TEXT PASSAGE
┄┄┄┄┄┄┄┄┄┄

While opposition to this decision was not surprising, what was surprising was much of the misleading rhetoric. The administration’s initiative was not only criticized as bad policy or politics, but lawless. 

Typical sound bites included “without precedent,” “unilateral authority the Constitution doesn’t give,” and an “executive fiat” that "abdicated [the President's] responsibility to uphold the Constitution."   Some in the supposedly objective media were taken in and inadvertently tilted the public debate in their reporting.  Even before DHS issued the policy, the Washington Post alleged the program would “expand the authority of the executive branch into murky, uncharted territory.”

Wrong. Legal authority for the administration’s approach has been thoroughly charted by past administrations and, most important, by laws passed by Congress.  As former Members of Congress, we served in recent Congresses that enacted major parts of our immigration laws.  

In a friend-of-the-court brief filed with the federal appeals court in New Orleans, we explained that the enforcement priorities formalized by the DHS policy match those of all recent administrations and rest on specific statutory provisions, some longstanding and some passed as recently as this year.  DHS’ approach – case-by-case exercise of discretion to defer deportation – has been used by administrations of both parties and repeatedly endorsed by Congress.

As noted, Congress has provided funding to cover only 400,000 deportation removals a year, or less than 4 percent of the estimated 11.5 million unauthorized residents.  Given this huge funding shortfall, setting enforcement priorities is essential, and the particular priorities selected by the Administration are indisputably lawful.

They are lawful because they reflect laws passed by Congress.  For example, in appropriating funds to DHS, the current Congress told DHS to prioritize “the identification and removal of aliens convicted of a crime by the severity of the crime.”  The DHS policy clarifies  those priorities to officials charged with implementing them, and makes DHS enforcement policy transparent—to the public, and, for that matter to Congress.       

As former members of Congress, we are well aware that Congress has delegated significant discretion to the President to determine how best to enforce the nation’s immigration laws. 

For example, the Homeland Security Act of 2002 expressly directs the executive to establish “national immigration enforcement policies and priorities.”  And a House Committee Report to the 2010 DHS appropriations bill spoke in terms completely consistent with the current Administration initiative.  The Report instructed DHS not to “simply round up as many illegal immigrants as possible,” but to ensure “that the government’s huge investments in immigration enforcement are producing the maximum return in actually making our country safer.”

┄┄┄┄┄┄┄┄┄┄

DATASET SECTION
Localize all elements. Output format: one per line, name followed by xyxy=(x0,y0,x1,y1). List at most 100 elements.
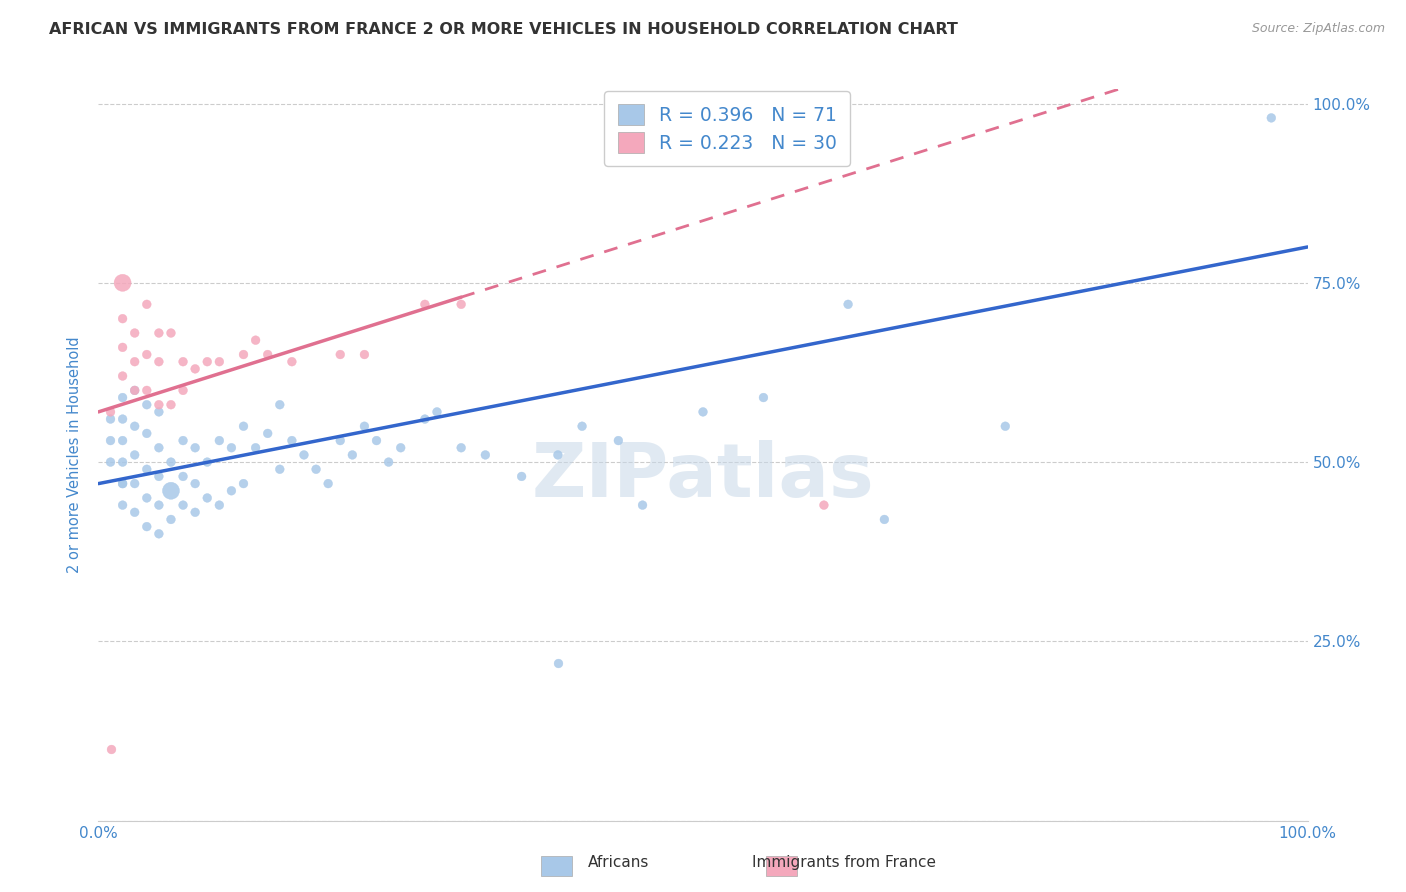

┄┄┄┄┄┄┄┄┄┄

REQUIRED TASKS
1) Using the text on immigration enforcement, answer these:
(a) How many deportation removals a year has Congress funded?
(b) Which court received the friend-of-the-court brief?
(c) Which 2002 law directs the executive to set "national immigration enforcement policies and priorities"?
2) Pick up the text on immigration enforcement right after its last sentence and keep writing.

ANSWERS TO THE TASKS
1)
(a) 400,000
(b) The federal appeals court in New Orleans
(c) The Homeland Security Act of 2002

2)
Congress has repeatedly endorsed in legislation the “deferred action” methodology utilized to implement these priorities, a methodology the Supreme Court 16 years ago recognized as a “regular practice” long used by the executive branch in “exercising discretion for humanitarian reasons or simply for its own convenience.” 

Critics also frequently – and erroneously – claim that the DHS policy unlawfully prescribes work authorizations for those affected.  Wrong again.  Regulations adopted in 1981 by President Reagan’s Attorney General (the Justice Department then administered the immigration laws) authorize many categories of aliens who lack formal immigration status, including those accorded deferred action, to work if employment is an economic necessity.  That authority was confirmed in a 1986 law passed by Congress, expressly endorsing the Attorney General’s power to do so, and is independent of the DHS policy announced last fall.

In short, the President’s immigration action isn’t novel, certainly isn’t without precedent, and is manifestly lawful.  People may differ over the Administration’s immigration initiative on political and policy grounds.  But there shouldn’t be any debate about its legality.

Barnes served in the House 1979 to 1987; Berman, 2003 to 2013; Fazio, 1979 to 1998; Gonzalez, 1999 to 2013; LaHood, 1995 to 2009; Miller, 1975 to 2015; Reyes, 1997 to 2013; and Skaggs, 1987 to 1999. All served when key components of the nation’s immigration laws were drafted, debated, and passed.